[Saved data entries]
---*---

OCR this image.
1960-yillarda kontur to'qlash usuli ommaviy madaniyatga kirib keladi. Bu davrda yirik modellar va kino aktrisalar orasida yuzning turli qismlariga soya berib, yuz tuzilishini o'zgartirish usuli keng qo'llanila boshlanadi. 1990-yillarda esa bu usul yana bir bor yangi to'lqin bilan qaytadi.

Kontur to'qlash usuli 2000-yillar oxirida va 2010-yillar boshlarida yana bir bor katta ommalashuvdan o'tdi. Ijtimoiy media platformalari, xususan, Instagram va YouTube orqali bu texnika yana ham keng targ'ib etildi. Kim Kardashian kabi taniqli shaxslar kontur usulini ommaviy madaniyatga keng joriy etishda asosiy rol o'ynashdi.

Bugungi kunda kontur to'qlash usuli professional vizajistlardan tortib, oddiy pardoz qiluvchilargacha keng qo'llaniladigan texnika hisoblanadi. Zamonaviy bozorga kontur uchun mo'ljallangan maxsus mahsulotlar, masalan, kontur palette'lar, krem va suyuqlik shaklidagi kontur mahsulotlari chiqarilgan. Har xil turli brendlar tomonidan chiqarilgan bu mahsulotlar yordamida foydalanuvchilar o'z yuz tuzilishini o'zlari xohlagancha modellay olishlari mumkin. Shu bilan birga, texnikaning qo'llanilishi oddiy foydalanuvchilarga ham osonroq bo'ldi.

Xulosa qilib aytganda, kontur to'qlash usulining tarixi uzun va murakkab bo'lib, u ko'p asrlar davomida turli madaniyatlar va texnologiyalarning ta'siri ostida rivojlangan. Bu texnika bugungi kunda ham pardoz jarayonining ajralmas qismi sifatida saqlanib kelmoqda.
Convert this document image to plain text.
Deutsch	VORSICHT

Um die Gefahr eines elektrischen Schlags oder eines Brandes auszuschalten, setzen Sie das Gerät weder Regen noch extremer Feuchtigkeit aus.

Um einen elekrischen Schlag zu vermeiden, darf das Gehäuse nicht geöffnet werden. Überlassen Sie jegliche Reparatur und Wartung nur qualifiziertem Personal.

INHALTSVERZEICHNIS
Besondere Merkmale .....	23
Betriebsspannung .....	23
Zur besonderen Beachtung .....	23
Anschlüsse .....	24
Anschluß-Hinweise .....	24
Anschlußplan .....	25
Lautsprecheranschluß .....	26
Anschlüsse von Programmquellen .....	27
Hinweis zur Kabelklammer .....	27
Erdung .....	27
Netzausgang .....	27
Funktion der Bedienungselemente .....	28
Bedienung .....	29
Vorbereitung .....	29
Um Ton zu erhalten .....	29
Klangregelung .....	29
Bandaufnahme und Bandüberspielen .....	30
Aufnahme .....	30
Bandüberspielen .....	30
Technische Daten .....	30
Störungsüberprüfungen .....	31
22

---*---

▸ **BRIEF**
Transcribe all of the material exactly. Omit nothing.

▸ **SOLVED PROBLEM**
OCR this image.
1960-yillarda kontur to'qlash usuli ommaviy madaniyatga kirib keladi. Bu davrda yirik modellar va kino aktrisalar orasida yuzning turli qismlariga soya berib, yuz tuzilishini o'zgartirish usuli keng qo'llanila boshlanadi. 1990-yillarda esa bu usul yana bir bor yangi to'lqin bilan qaytadi.

Kontur to'qlash usuli 2000-yillar oxirida va 2010-yillar boshlarida yana bir bor katta ommalashuvdan o'tdi. Ijtimoiy media platformalari, xususan, Instagram va YouTube orqali bu texnika yana ham keng targ'ib etildi. Kim Kardashian kabi taniqli shaxslar kontur usulini ommaviy madaniyatga keng joriy etishda asosiy rol o'ynashdi.

Bugungi kunda kontur to'qlash usuli professional vizajistlardan tortib, oddiy pardoz qiluvchilargacha keng qo'llaniladigan texnika hisoblanadi. Zamonaviy bozorga kontur uchun mo'ljallangan maxsus mahsulotlar, masalan, kontur palette'lar, krem va suyuqlik shaklidagi kontur mahsulotlari chiqarilgan. Har xil turli brendlar tomonidan chiqarilgan bu mahsulotlar yordamida foydalanuvchilar o'z yuz tuzilishini o'zlari xohlagancha modellay olishlari mumkin. Shu bilan birga, texnikaning qo'llanilishi oddiy foydalanuvchilarga ham osonroq bo'ldi.

Xulosa qilib aytganda, kontur to'qlash usulining tarixi uzun va murakkab bo'lib, u ko'p asrlar davomida turli madaniyatlar va texnologiyalarning ta'siri ostida rivojlangan. Bu texnika bugungi kunda ham pardoz jarayonining ajralmas qismi sifatida saqlanib kelmoqda.
Convert this document image to plain text.
Deutsch	VORSICHT

Um die Gefahr eines elektrischen Schlags oder eines Brandes auszuschalten, setzen Sie das Gerät weder Regen noch extremer Feuchtigkeit aus.

Um einen elekrischen Schlag zu vermeiden, darf das Gehäuse nicht geöffnet werden. Überlassen Sie jegliche Reparatur und Wartung nur qualifiziertem Personal.

INHALTSVERZEICHNIS
Besondere Merkmale .....	23
Betriebsspannung .....	23
Zur besonderen Beachtung .....	23
Anschlüsse .....	24
Anschluß-Hinweise .....	24
Anschlußplan .....	25
Lautsprecheranschluß .....	26
Anschlüsse von Programmquellen .....	27
Hinweis zur Kabelklammer .....	27
Erdung .....	27
Netzausgang .....	27
Funktion der Bedienungselemente .....	28
Bedienung .....	29
Vorbereitung .....	29
Um Ton zu erhalten .....	29
Klangregelung .....	29
Bandaufnahme und Bandüberspielen .....	30
Aufnahme .....	30
Bandüberspielen .....	30
Technische Daten .....	30
Störungsüberprüfungen .....	31
22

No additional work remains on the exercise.